Aim 1
In the listing, switch "components" to "items" in the lines starting with the line that contains "Itemize the components" and going on through the line that contains "478, 330, 500]". Give those lines again with everything else unchanged, and leave the pictures out.

Text passage
-- begin --

Rebecca Lucy Taylor, aka Self Esteem, gives herself a full on sweaty work-out behind her drum kit in the video for her latest single, 'How Can I Help You'. "Spelling it out" on her Instagram page, Taylor said, "As you're watching my t**s in the video you're hearing 34 years of anger and frustration at the hands of you, men. The Same men making s***e jokes in my mentions, hassling me in dm's. I'll make my point however I f***ing want." She went on to explain that, "I've played the drums since I was 13. It was joyful and I was good at it but once I had t**s that joy turned to fear for what might be said to me/predatory looks whenever I played them. The video is primarily about reclaiming it, not being scared anymore."
'The Best' singer follows up her previous two 2021 singles - 'I Do This All The Time' and 'Prioritise Pleasure', with an altogether different song to much of her previous back catalogue. Whilst 'Prioritise Pleasure' had elements of shredded scuzzy guitars interlaced with the harmonic vocals, 'How Can I Help You' flips Self Esteem's usual style on it's head with a percussive aural onslaught and confrontational disposition.
"I don't know s**t" Taylor repeatedly calls out in an enraged and impassioned performance that captures a raw and unflinching honesty. The video too, also directed by Rebecca Lucy Taylor, perfectly visualises the pent up emotion that continually explodes during the succinct but powerful performance of her newest song.

-- end --

Dataset records
-- begin --

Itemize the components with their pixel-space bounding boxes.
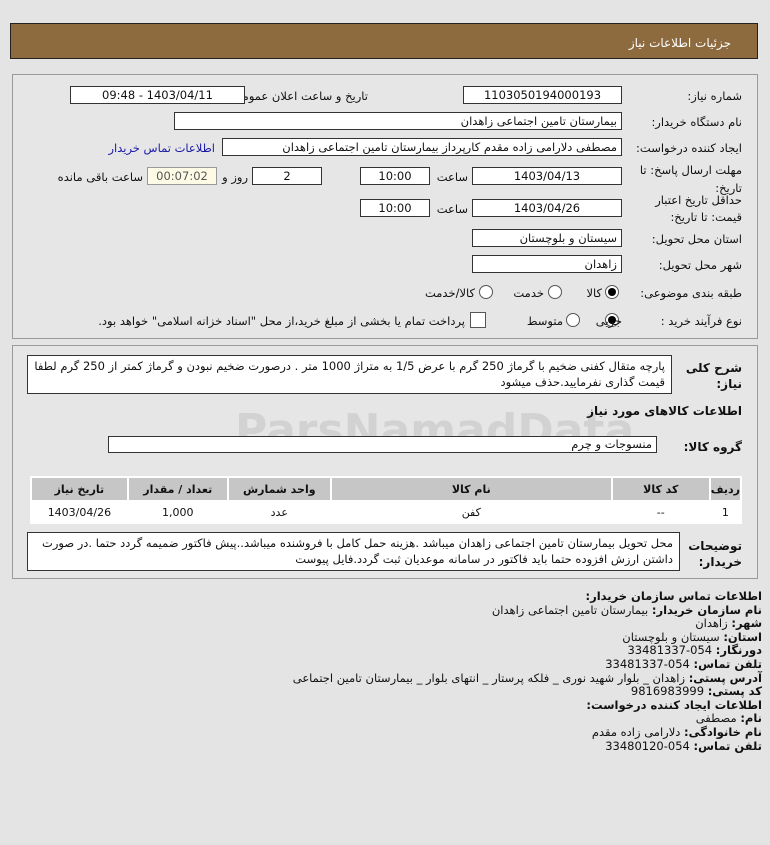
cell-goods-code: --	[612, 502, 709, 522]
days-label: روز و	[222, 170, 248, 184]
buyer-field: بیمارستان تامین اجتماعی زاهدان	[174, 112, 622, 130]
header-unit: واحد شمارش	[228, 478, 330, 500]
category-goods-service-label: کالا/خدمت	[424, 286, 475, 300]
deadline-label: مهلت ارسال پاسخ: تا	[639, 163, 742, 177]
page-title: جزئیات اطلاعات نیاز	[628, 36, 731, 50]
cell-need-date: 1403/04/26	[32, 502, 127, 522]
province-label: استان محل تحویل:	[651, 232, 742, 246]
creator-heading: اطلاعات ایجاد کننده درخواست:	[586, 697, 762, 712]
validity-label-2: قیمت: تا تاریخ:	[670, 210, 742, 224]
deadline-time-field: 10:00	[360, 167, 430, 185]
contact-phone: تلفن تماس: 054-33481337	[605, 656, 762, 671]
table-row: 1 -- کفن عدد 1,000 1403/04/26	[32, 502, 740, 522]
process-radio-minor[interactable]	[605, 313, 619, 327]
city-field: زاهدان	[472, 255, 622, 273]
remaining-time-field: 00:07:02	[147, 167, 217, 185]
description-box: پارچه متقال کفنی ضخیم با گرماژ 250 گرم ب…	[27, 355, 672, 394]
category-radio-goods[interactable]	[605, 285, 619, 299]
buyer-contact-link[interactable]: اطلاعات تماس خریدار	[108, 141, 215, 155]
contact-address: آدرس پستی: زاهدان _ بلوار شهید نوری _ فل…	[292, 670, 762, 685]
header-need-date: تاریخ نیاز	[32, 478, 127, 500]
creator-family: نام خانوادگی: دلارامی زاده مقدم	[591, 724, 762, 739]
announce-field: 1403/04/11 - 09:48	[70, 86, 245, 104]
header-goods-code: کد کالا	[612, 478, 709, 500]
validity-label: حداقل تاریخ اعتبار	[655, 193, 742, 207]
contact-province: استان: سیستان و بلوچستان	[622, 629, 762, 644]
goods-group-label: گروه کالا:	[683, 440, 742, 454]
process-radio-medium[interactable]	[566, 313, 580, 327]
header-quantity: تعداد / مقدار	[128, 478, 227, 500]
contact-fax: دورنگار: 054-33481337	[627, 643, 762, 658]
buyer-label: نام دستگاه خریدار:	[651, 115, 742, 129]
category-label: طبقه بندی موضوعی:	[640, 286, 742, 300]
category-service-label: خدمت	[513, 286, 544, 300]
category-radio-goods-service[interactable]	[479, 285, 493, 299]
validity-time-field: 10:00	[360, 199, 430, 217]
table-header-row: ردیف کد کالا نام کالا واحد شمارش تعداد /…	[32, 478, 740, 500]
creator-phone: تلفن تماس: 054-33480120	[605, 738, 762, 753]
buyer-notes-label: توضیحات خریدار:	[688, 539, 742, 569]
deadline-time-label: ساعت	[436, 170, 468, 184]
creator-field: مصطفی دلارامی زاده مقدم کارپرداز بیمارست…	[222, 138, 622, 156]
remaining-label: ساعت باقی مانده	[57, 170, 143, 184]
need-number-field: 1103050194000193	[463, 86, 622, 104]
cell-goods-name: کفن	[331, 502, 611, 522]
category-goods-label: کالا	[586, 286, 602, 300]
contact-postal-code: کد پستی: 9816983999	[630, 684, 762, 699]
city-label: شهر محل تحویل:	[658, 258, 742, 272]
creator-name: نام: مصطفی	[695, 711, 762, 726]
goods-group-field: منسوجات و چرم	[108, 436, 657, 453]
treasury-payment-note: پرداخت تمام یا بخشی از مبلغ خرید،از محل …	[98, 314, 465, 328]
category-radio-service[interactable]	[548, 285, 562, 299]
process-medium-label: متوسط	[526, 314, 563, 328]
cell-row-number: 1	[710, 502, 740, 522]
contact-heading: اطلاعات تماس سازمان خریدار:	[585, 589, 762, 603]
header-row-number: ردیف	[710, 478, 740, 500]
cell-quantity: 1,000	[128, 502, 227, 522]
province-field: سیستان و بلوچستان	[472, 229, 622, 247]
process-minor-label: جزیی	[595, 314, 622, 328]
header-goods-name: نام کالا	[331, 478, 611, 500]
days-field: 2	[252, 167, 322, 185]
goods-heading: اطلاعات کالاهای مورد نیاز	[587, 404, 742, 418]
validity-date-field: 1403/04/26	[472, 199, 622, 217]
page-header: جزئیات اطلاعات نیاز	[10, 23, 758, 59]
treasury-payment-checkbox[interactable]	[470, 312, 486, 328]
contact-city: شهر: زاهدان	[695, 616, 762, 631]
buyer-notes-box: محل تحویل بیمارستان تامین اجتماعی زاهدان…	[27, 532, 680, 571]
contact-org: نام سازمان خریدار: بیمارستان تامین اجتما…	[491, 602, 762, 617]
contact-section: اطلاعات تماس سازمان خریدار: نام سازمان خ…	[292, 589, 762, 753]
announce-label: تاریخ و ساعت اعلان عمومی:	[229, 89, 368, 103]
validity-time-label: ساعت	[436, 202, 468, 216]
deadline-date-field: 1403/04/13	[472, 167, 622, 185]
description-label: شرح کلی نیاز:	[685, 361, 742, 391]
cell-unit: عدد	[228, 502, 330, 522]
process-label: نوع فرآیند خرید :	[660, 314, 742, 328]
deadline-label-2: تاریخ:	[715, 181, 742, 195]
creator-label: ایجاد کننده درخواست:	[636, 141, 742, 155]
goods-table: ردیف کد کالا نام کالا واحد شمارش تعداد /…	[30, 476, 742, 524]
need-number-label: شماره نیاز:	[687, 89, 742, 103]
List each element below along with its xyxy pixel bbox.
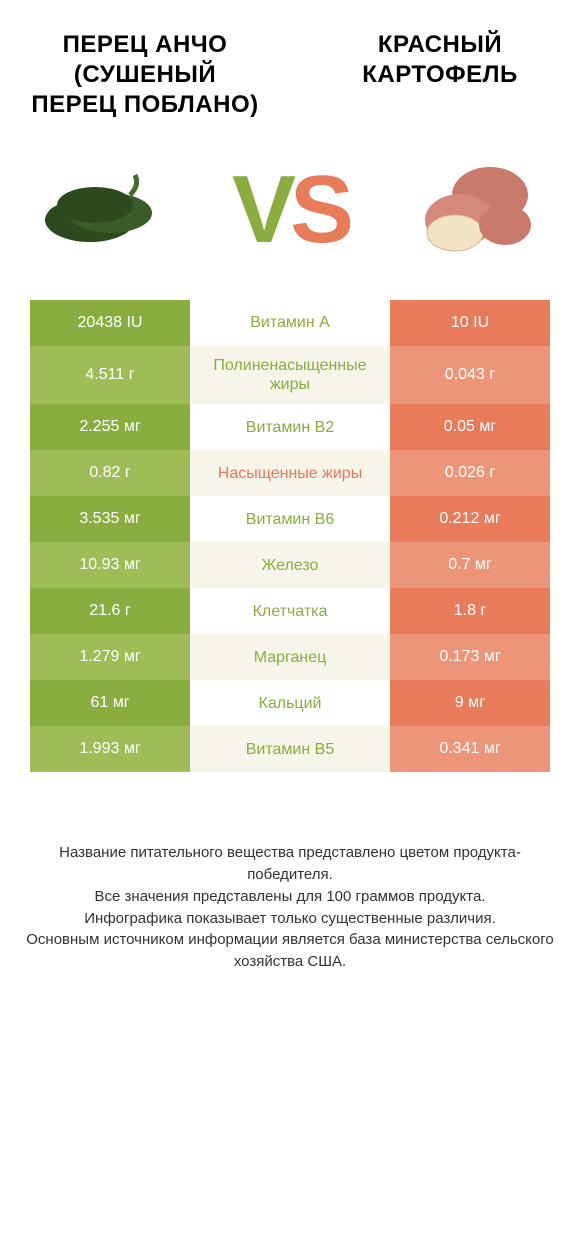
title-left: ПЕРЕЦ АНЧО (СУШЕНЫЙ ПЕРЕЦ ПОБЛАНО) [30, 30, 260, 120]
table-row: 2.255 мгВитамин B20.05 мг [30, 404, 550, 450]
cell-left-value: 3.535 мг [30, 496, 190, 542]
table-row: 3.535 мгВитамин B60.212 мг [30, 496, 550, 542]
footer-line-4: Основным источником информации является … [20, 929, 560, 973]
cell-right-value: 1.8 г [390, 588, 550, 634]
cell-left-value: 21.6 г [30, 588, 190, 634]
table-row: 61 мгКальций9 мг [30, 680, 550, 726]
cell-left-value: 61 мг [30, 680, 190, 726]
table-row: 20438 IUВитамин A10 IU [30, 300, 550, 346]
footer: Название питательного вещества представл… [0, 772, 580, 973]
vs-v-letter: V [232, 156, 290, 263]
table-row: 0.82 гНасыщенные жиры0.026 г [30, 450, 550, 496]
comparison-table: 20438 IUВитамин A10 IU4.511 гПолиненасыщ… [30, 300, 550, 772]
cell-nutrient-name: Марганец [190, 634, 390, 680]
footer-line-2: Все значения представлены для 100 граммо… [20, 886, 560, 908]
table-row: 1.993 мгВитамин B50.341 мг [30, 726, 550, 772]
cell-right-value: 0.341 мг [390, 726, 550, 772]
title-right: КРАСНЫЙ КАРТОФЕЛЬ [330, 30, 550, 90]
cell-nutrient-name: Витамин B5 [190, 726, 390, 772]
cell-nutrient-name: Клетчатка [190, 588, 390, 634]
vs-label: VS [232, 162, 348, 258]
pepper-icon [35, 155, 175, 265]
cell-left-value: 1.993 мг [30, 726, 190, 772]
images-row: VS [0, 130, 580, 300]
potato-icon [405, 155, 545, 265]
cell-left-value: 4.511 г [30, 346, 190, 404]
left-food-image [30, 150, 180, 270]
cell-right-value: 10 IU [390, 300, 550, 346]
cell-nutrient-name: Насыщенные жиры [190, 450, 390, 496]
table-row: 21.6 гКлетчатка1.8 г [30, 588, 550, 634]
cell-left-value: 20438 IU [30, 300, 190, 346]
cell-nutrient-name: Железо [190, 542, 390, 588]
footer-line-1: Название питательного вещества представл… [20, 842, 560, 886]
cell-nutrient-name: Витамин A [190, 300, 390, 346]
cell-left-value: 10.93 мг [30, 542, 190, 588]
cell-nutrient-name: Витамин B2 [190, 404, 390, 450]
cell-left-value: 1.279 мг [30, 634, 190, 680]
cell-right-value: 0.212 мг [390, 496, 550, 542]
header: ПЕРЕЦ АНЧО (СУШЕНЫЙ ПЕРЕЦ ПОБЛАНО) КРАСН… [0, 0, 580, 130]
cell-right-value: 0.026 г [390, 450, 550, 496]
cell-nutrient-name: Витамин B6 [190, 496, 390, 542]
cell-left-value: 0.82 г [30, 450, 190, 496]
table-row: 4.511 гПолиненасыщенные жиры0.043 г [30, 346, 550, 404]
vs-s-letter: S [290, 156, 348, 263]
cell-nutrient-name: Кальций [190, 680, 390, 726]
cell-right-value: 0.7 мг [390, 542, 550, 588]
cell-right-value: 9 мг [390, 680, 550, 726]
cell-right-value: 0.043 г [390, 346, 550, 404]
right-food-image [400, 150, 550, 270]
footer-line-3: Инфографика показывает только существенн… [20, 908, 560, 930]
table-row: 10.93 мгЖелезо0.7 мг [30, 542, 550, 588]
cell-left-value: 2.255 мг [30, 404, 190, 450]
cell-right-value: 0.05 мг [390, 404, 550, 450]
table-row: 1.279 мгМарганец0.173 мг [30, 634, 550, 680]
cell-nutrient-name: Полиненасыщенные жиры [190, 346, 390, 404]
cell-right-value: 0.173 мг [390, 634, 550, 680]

-- end --
-- begin --

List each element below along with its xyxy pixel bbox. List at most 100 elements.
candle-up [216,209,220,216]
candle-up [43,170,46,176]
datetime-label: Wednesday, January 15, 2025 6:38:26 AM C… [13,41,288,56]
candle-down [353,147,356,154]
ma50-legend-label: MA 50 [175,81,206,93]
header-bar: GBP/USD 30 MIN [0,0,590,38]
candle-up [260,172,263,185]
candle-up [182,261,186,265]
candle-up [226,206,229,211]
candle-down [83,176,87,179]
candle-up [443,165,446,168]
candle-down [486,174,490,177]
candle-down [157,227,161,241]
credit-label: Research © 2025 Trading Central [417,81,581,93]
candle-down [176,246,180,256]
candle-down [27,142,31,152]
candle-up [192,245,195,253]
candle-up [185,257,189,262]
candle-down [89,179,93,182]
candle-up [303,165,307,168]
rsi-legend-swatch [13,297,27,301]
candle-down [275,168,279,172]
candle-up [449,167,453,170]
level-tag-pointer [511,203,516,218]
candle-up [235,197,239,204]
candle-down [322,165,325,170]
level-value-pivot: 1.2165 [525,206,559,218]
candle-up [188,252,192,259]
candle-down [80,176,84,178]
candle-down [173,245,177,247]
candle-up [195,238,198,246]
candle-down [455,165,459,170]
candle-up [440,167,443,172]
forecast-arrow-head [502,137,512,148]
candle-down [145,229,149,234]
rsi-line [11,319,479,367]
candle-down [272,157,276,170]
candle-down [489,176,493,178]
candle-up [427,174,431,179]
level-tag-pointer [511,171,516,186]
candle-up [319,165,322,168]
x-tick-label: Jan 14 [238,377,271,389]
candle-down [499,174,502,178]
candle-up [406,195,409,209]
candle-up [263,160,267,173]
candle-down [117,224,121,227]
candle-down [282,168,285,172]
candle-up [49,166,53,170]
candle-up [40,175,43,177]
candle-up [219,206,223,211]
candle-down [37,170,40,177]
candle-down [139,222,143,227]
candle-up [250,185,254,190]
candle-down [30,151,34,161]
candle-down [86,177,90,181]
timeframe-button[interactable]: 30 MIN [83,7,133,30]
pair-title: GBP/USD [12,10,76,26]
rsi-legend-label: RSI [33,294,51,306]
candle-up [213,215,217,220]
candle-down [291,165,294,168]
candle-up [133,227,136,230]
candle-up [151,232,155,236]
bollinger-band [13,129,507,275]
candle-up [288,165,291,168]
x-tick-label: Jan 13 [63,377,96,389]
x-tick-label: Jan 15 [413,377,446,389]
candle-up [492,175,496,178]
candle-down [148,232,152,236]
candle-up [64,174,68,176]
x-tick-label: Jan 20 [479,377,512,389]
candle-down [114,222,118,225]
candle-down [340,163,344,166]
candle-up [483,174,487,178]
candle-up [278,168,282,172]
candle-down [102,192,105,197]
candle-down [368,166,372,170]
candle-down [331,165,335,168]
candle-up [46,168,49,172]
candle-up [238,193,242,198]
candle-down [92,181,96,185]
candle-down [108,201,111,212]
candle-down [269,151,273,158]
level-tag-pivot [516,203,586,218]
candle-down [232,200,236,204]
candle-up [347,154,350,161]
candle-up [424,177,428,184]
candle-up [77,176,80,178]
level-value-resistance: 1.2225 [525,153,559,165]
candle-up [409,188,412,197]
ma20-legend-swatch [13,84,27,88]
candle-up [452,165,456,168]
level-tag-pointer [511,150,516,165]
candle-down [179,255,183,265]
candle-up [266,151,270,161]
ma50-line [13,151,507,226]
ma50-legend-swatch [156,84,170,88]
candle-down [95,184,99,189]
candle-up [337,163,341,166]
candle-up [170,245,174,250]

-- end --
-- begin --

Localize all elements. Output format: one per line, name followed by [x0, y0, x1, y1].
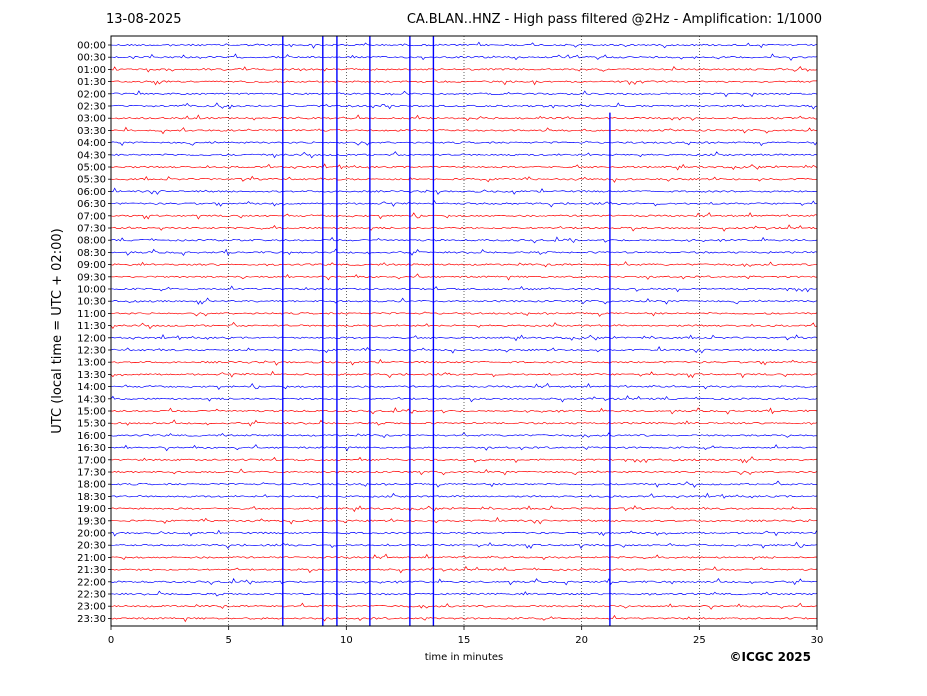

-- end --

Aim 2
According to the Self Esteem article, at what age did Taylor start playing the drums?

Problem solution 1
Itemize the items with their pixel-space bounding boxes.
cell-goods-code: --	[612, 502, 709, 522]
days-label: روز و	[222, 170, 248, 184]
buyer-field: بیمارستان تامین اجتماعی زاهدان	[174, 112, 622, 130]
header-unit: واحد شمارش	[228, 478, 330, 500]

Problem solution 2
She started playing the drums at 13.